Start of PROVIDED DATA

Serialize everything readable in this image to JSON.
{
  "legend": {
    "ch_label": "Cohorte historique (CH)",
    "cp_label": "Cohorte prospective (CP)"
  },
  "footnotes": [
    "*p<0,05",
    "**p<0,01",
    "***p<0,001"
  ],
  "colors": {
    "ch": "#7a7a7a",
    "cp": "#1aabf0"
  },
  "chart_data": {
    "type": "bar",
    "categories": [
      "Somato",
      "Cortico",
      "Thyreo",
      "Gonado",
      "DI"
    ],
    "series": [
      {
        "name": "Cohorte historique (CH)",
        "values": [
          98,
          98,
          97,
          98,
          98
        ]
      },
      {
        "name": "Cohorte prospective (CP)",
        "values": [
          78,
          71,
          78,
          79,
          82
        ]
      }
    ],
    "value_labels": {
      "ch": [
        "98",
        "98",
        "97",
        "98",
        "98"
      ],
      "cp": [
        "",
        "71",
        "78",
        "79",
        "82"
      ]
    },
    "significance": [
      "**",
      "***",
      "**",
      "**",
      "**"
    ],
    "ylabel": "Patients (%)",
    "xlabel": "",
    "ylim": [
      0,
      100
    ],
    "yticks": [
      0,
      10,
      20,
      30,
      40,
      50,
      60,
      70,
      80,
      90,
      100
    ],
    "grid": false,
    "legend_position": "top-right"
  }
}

End of PROVIDED DATA

## EXERCISE PROMPT
Check each line of the records for the word "historique" and extract those that contain it.

## OUTPUT OF THE TASK
    "ch_label": "Cohorte historique (CH)",
        "name": "Cohorte historique (CH)",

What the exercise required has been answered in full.